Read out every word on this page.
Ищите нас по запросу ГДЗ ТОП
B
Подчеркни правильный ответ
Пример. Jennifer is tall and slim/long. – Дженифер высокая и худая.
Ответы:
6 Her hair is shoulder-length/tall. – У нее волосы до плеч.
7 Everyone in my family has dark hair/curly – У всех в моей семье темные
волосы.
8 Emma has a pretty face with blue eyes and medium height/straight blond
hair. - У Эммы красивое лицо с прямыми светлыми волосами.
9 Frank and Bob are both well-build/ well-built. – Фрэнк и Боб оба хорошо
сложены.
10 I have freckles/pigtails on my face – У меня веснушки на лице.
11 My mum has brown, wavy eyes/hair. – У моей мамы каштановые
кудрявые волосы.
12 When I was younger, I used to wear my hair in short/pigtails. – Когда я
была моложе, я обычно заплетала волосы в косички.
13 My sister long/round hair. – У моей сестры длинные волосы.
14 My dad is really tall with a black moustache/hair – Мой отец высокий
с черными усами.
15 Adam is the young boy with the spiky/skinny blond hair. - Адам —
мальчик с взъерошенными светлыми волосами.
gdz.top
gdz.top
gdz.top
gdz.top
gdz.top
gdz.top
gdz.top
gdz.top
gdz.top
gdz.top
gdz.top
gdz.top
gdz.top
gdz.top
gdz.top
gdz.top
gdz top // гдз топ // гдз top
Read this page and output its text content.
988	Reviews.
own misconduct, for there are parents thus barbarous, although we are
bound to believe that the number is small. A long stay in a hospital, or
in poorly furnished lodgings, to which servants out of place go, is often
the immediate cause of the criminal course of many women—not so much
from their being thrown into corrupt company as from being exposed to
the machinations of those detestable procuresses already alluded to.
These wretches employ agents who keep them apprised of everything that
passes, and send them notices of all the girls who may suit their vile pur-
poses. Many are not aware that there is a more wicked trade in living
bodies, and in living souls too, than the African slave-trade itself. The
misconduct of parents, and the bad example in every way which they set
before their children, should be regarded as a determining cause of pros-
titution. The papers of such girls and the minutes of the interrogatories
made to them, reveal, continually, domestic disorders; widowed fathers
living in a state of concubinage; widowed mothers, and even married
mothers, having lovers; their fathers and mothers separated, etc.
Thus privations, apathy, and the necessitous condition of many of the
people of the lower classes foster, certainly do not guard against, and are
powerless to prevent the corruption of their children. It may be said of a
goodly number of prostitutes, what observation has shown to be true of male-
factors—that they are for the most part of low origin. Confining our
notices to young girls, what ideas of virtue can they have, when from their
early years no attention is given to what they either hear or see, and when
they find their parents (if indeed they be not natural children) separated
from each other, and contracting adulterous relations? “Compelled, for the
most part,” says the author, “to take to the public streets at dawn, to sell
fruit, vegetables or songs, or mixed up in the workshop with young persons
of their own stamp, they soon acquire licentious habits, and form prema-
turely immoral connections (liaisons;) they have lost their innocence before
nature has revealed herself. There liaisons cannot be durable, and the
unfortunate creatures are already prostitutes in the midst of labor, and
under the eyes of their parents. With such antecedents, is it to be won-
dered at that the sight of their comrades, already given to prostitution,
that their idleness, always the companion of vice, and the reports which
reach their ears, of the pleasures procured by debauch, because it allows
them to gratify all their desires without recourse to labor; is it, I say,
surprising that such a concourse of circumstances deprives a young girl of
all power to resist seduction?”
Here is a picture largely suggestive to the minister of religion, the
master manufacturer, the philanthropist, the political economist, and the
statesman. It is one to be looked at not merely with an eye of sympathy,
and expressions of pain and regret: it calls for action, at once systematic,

══════════

◆ THE REQUEST ◆
Among the entries, how many lines contain the string "have"? Give the number without anything else.

◆ RESULT FOR THIS EXERCISE ◆
3